◆ Direction: Gather all lines in the records below that include the word "Подготавливать".

◆ Rows:
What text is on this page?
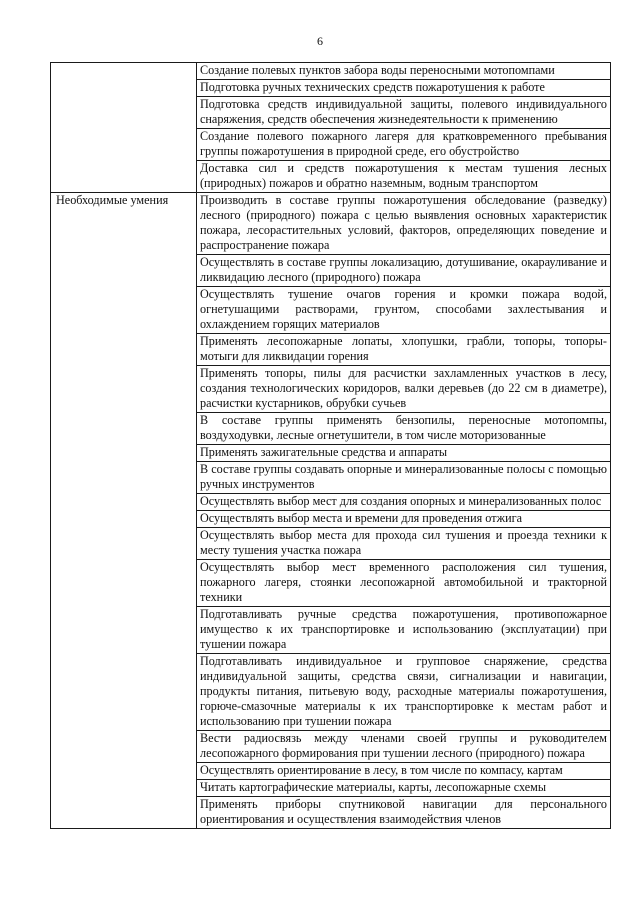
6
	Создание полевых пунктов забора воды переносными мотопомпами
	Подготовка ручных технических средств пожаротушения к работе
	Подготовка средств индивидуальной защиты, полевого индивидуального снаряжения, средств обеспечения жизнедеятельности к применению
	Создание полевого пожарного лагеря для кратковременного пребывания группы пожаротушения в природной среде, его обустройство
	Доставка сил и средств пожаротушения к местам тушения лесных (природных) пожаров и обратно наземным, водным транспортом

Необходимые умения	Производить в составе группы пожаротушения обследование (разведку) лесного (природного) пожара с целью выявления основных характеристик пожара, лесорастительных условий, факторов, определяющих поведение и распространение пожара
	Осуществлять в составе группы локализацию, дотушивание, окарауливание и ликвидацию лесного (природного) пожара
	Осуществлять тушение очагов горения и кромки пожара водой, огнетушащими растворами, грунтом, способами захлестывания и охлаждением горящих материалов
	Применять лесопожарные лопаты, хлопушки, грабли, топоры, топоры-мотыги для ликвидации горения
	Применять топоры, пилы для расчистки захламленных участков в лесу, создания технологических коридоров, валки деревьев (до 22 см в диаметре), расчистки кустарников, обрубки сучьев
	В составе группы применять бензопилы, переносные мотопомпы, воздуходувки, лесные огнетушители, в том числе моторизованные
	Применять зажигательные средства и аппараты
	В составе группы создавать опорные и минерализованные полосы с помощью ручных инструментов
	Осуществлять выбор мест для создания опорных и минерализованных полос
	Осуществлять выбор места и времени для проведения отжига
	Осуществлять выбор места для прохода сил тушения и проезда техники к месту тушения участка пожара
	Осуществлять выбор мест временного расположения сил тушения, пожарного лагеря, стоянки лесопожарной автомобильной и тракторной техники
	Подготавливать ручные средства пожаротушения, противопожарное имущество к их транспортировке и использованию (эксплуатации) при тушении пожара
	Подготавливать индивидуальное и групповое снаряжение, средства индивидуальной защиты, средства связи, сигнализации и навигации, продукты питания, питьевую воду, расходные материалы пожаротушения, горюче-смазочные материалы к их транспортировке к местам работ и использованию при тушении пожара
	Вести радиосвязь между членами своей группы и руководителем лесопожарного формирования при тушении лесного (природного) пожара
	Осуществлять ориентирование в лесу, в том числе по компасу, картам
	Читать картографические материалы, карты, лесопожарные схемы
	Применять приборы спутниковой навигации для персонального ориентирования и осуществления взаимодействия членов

==

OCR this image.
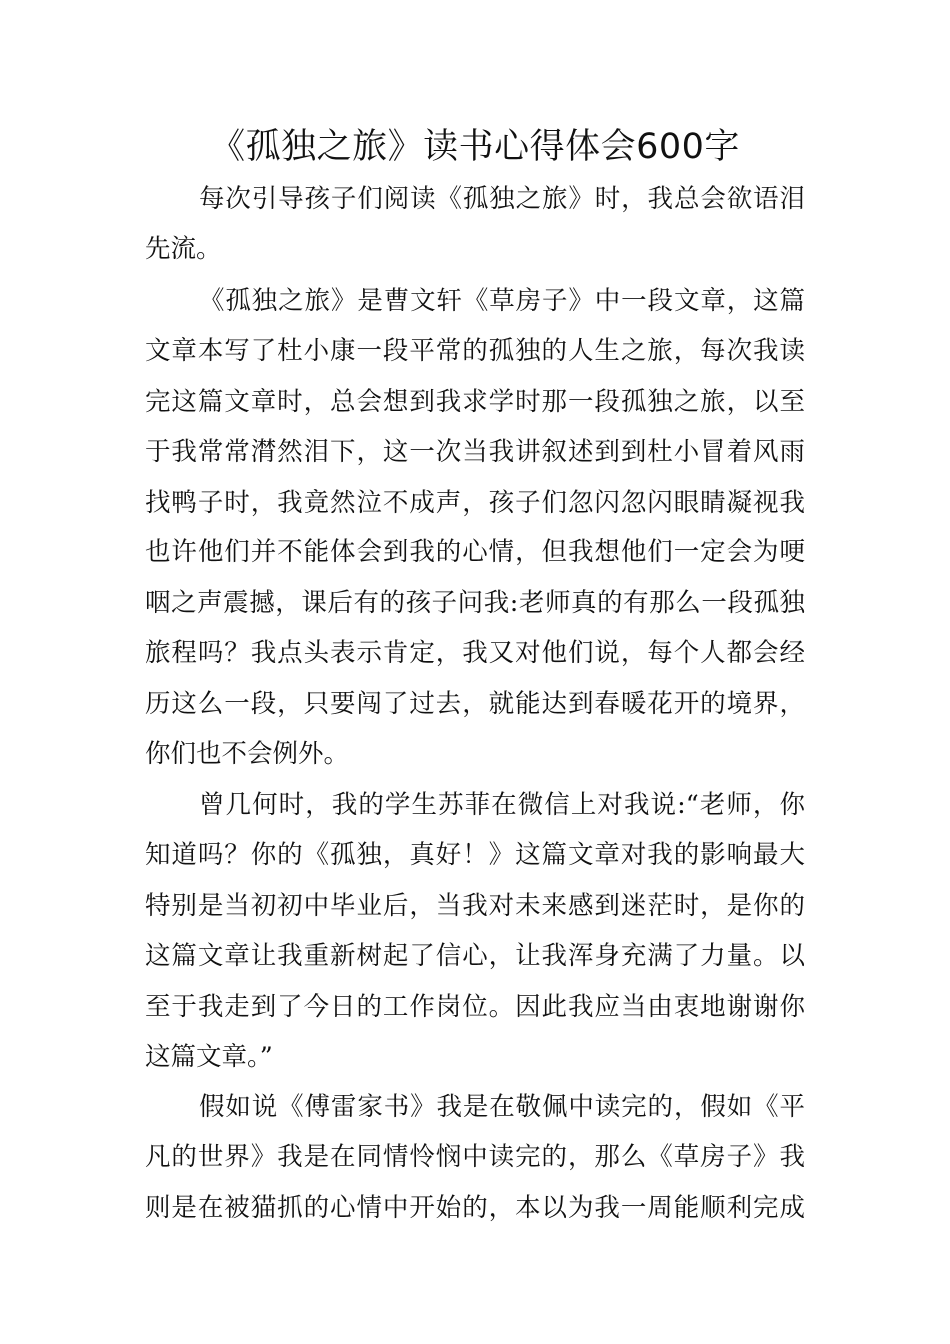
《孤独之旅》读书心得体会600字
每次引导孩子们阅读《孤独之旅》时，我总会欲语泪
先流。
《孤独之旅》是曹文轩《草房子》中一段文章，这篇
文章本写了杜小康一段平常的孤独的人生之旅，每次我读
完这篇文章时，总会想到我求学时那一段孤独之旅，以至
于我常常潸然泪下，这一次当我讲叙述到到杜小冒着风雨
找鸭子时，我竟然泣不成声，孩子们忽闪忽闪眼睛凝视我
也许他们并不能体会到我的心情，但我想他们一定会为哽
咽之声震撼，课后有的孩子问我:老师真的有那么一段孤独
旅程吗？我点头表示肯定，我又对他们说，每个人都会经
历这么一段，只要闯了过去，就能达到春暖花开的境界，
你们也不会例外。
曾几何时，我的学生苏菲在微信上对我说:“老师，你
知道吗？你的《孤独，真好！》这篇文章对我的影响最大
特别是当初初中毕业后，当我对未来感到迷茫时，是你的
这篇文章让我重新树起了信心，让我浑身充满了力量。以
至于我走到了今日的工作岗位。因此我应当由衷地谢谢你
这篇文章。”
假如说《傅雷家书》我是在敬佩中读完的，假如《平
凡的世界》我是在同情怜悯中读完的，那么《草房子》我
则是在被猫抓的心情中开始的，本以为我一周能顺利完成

--

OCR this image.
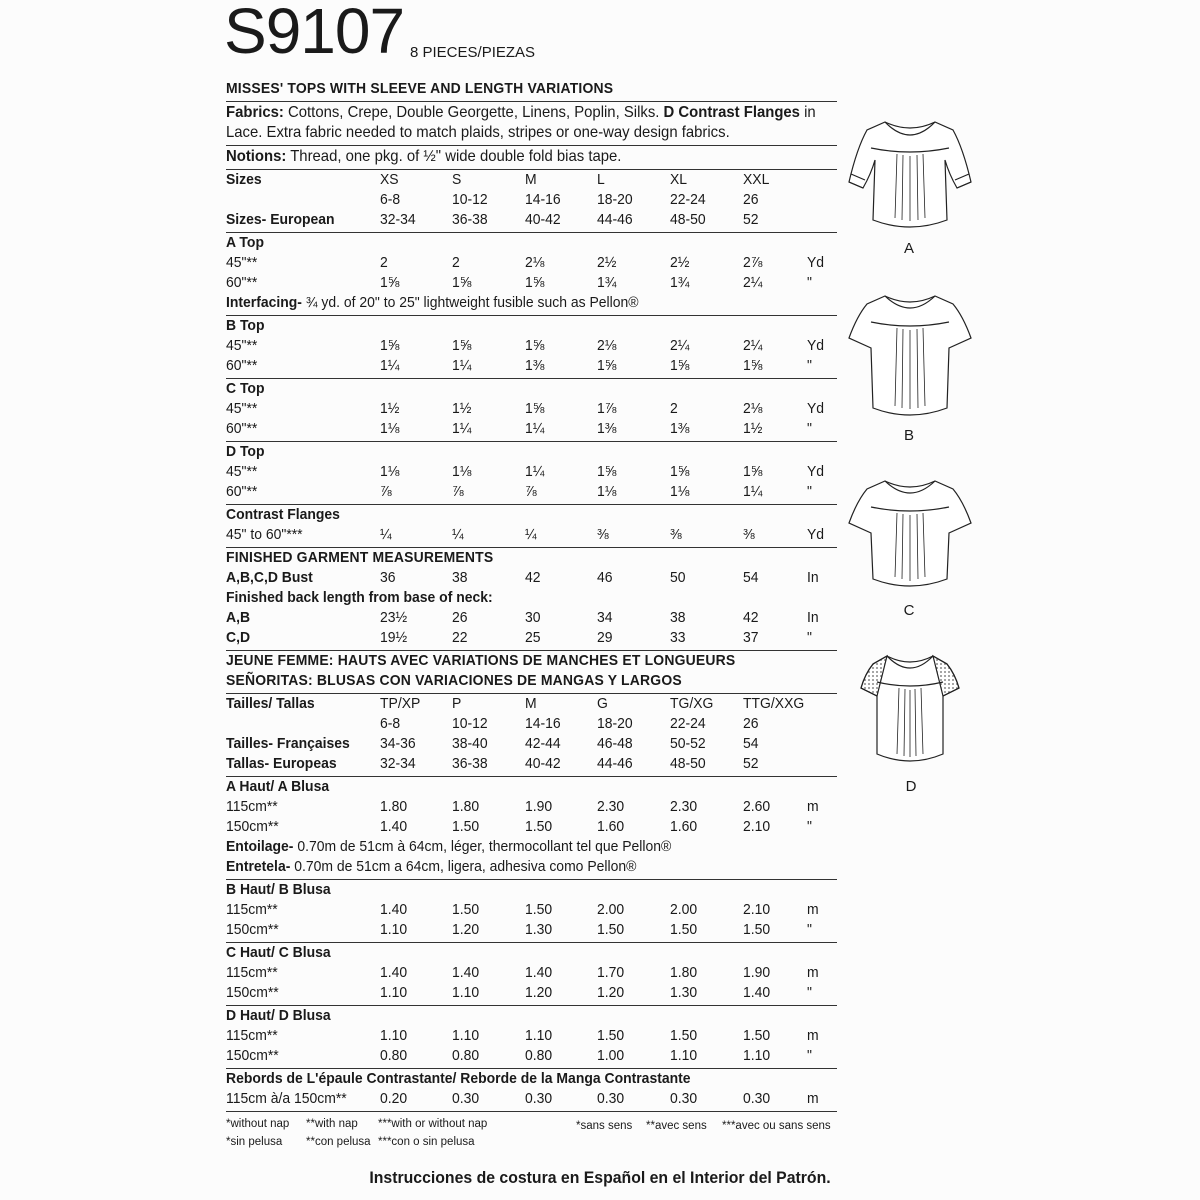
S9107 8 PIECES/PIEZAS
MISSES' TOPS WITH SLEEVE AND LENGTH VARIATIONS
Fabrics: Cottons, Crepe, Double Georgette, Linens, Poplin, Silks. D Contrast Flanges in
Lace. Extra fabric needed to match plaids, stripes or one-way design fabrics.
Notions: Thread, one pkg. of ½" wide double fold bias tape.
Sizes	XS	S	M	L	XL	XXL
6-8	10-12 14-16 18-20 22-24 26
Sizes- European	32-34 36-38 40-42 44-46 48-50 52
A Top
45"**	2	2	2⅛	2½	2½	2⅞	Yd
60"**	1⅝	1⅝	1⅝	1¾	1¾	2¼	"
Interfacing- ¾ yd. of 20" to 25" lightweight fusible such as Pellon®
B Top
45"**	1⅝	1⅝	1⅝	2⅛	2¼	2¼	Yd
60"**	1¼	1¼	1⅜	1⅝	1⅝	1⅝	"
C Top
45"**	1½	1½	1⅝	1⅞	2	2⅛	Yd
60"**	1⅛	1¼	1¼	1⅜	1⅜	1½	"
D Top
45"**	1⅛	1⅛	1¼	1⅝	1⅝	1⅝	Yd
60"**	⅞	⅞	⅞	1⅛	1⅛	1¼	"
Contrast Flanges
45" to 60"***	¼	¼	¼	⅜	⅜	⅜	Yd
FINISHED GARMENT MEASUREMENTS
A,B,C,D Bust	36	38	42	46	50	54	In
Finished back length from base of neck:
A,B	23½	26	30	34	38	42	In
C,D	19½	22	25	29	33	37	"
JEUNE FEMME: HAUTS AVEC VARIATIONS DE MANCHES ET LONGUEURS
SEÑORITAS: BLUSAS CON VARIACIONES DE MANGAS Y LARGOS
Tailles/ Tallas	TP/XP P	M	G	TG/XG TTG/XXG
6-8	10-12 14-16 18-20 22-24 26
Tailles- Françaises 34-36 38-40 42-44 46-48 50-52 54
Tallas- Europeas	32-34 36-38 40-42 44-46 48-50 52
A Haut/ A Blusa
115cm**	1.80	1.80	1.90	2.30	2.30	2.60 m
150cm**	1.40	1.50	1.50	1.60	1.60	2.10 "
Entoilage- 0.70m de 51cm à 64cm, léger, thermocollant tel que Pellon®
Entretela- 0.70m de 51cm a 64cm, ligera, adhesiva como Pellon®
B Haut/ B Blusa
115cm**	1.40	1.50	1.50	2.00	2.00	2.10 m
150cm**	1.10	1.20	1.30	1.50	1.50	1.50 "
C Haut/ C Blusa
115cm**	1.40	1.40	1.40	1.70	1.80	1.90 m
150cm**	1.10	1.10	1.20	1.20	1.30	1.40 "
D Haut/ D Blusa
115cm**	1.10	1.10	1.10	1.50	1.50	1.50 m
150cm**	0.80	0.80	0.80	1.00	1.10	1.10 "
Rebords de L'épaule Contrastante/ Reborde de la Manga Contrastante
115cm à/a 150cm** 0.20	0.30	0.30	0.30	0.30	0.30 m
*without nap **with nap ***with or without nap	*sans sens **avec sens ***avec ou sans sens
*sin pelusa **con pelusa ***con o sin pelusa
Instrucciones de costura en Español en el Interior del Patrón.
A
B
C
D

◆ The solution:
	Подготавливать ручные средства пожаротушения, противопожарное имущество к их транспортировке и использованию (эксплуатации) при тушении пожара
	Подготавливать индивидуальное и групповое снаряжение, средства индивидуальной защиты, средства связи, сигнализации и навигации, продукты питания, питьевую воду, расходные материалы пожаротушения, горюче-смазочные материалы к их транспортировке к местам работ и использованию при тушении пожара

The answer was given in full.